__Entries provided__.
--

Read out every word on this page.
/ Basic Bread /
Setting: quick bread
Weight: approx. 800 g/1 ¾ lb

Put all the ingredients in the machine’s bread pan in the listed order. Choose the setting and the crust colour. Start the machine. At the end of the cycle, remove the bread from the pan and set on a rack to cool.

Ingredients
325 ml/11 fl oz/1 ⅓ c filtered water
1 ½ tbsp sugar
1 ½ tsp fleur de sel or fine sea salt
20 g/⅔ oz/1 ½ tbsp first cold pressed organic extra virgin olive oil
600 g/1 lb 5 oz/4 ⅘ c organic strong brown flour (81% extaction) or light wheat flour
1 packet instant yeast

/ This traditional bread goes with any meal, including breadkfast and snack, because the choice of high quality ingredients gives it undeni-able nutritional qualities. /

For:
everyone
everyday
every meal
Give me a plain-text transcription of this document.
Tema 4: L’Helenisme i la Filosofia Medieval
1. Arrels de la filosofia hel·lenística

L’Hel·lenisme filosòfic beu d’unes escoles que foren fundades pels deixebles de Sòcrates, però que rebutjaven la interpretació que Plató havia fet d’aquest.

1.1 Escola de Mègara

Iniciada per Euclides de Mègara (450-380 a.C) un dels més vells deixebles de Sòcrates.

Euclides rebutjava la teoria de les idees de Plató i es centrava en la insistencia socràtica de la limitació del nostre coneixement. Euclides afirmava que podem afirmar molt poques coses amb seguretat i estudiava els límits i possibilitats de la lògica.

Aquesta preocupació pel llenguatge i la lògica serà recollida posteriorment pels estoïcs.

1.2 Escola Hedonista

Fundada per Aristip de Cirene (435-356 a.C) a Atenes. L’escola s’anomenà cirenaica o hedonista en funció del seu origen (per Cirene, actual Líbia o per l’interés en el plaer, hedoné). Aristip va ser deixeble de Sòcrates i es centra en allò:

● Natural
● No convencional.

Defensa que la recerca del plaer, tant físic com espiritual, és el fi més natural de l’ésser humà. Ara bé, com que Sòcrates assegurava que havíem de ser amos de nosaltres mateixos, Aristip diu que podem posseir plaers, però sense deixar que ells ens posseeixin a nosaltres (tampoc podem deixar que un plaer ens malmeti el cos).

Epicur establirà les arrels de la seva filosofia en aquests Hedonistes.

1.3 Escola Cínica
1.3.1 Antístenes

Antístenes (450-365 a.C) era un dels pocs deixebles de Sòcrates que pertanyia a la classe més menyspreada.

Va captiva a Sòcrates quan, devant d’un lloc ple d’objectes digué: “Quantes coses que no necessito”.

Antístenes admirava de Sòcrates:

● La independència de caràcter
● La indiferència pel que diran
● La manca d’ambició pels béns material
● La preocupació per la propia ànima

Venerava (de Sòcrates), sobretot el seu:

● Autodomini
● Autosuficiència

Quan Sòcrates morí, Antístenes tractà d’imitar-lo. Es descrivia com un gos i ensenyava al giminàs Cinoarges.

--

__Task description__. Reproduce the entries above in full, verbatim.

__Exercise result__.
Read out every word on this page.
/ Basic Bread /
Setting: quick bread
Weight: approx. 800 g/1 ¾ lb

Put all the ingredients in the machine’s bread pan in the listed order. Choose the setting and the crust colour. Start the machine. At the end of the cycle, remove the bread from the pan and set on a rack to cool.

Ingredients
325 ml/11 fl oz/1 ⅓ c filtered water
1 ½ tbsp sugar
1 ½ tsp fleur de sel or fine sea salt
20 g/⅔ oz/1 ½ tbsp first cold pressed organic extra virgin olive oil
600 g/1 lb 5 oz/4 ⅘ c organic strong brown flour (81% extaction) or light wheat flour
1 packet instant yeast

/ This traditional bread goes with any meal, including breadkfast and snack, because the choice of high quality ingredients gives it undeni-able nutritional qualities. /

For:
everyone
everyday
every meal
Give me a plain-text transcription of this document.
Tema 4: L’Helenisme i la Filosofia Medieval
1. Arrels de la filosofia hel·lenística

L’Hel·lenisme filosòfic beu d’unes escoles que foren fundades pels deixebles de Sòcrates, però que rebutjaven la interpretació que Plató havia fet d’aquest.

1.1 Escola de Mègara

Iniciada per Euclides de Mègara (450-380 a.C) un dels més vells deixebles de Sòcrates.

Euclides rebutjava la teoria de les idees de Plató i es centrava en la insistencia socràtica de la limitació del nostre coneixement. Euclides afirmava que podem afirmar molt poques coses amb seguretat i estudiava els límits i possibilitats de la lògica.

Aquesta preocupació pel llenguatge i la lògica serà recollida posteriorment pels estoïcs.

1.2 Escola Hedonista

Fundada per Aristip de Cirene (435-356 a.C) a Atenes. L’escola s’anomenà cirenaica o hedonista en funció del seu origen (per Cirene, actual Líbia o per l’interés en el plaer, hedoné). Aristip va ser deixeble de Sòcrates i es centra en allò:

● Natural
● No convencional.

Defensa que la recerca del plaer, tant físic com espiritual, és el fi més natural de l’ésser humà. Ara bé, com que Sòcrates assegurava que havíem de ser amos de nosaltres mateixos, Aristip diu que podem posseir plaers, però sense deixar que ells ens posseeixin a nosaltres (tampoc podem deixar que un plaer ens malmeti el cos).

Epicur establirà les arrels de la seva filosofia en aquests Hedonistes.

1.3 Escola Cínica
1.3.1 Antístenes

Antístenes (450-365 a.C) era un dels pocs deixebles de Sòcrates que pertanyia a la classe més menyspreada.

Va captiva a Sòcrates quan, devant d’un lloc ple d’objectes digué: “Quantes coses que no necessito”.

Antístenes admirava de Sòcrates:

● La independència de caràcter
● La indiferència pel que diran
● La manca d’ambició pels béns material
● La preocupació per la propia ànima

Venerava (de Sòcrates), sobretot el seu:

● Autodomini
● Autosuficiència

Quan Sòcrates morí, Antístenes tractà d’imitar-lo. Es descrivia com un gos i ensenyava al giminàs Cinoarges.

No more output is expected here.